→ Task: Check each line of the data for "caption" and select those that have it.

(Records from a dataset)
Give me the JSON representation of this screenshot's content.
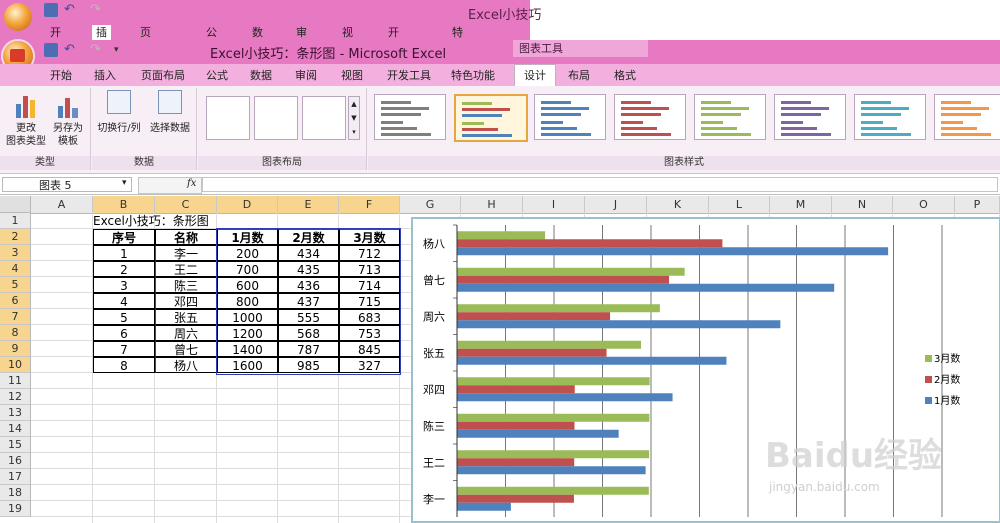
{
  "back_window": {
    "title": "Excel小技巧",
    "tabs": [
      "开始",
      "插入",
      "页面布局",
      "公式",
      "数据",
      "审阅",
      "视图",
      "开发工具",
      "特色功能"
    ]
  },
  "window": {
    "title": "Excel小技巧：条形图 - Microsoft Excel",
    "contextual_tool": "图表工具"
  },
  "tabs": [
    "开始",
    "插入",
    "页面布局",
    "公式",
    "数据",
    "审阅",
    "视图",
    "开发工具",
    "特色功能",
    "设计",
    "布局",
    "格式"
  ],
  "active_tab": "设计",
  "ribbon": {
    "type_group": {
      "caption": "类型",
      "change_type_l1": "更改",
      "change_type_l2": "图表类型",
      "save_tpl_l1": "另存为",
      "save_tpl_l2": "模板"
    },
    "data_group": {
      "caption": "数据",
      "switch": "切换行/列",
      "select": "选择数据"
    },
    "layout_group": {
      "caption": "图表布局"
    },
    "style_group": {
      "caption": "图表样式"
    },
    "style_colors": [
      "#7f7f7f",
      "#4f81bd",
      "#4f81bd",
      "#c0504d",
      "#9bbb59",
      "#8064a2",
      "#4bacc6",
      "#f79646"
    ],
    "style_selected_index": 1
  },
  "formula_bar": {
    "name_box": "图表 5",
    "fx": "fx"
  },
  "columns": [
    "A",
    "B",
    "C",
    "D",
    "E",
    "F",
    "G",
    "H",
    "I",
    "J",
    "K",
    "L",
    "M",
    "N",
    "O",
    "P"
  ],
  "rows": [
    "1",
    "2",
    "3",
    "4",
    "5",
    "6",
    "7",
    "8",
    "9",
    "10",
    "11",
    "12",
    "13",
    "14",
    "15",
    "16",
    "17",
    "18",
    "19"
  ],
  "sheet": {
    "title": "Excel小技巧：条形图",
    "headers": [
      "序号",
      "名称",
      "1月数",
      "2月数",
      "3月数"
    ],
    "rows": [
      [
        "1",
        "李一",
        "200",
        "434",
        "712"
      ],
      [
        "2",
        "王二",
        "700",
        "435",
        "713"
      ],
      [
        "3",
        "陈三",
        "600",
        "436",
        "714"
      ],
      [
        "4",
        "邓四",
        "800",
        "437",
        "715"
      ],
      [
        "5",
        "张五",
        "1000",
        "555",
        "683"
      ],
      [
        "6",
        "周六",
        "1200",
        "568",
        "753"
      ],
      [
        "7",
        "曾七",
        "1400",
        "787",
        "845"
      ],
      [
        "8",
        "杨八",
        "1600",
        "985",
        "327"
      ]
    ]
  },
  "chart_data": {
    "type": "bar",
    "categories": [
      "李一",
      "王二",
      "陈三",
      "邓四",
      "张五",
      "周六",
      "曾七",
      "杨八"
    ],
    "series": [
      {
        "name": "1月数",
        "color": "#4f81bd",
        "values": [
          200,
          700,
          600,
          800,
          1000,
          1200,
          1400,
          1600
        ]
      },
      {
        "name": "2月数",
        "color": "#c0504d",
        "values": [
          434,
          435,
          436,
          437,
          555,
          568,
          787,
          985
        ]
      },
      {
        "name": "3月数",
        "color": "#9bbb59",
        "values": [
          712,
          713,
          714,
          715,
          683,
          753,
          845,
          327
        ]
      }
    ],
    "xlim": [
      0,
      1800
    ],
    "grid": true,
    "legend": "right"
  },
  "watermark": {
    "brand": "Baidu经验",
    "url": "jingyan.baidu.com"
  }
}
...
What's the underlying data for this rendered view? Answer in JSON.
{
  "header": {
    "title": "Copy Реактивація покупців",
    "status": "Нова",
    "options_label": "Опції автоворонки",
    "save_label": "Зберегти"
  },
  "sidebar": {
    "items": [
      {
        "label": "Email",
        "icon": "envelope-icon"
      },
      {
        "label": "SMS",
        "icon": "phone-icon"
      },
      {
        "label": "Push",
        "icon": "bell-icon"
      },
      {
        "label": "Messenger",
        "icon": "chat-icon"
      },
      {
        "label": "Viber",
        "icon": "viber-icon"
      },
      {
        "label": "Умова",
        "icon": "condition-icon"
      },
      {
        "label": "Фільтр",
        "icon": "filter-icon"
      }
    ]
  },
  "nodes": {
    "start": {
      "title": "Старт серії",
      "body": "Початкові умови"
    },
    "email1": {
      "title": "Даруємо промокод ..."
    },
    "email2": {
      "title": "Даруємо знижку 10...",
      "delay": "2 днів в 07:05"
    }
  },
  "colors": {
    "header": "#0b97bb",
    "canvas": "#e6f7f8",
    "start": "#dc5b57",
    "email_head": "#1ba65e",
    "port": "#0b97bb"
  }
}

→ Task answer:
      "caption": "类型",
      "caption": "数据",
      "caption": "图表布局"
      "caption": "图表样式"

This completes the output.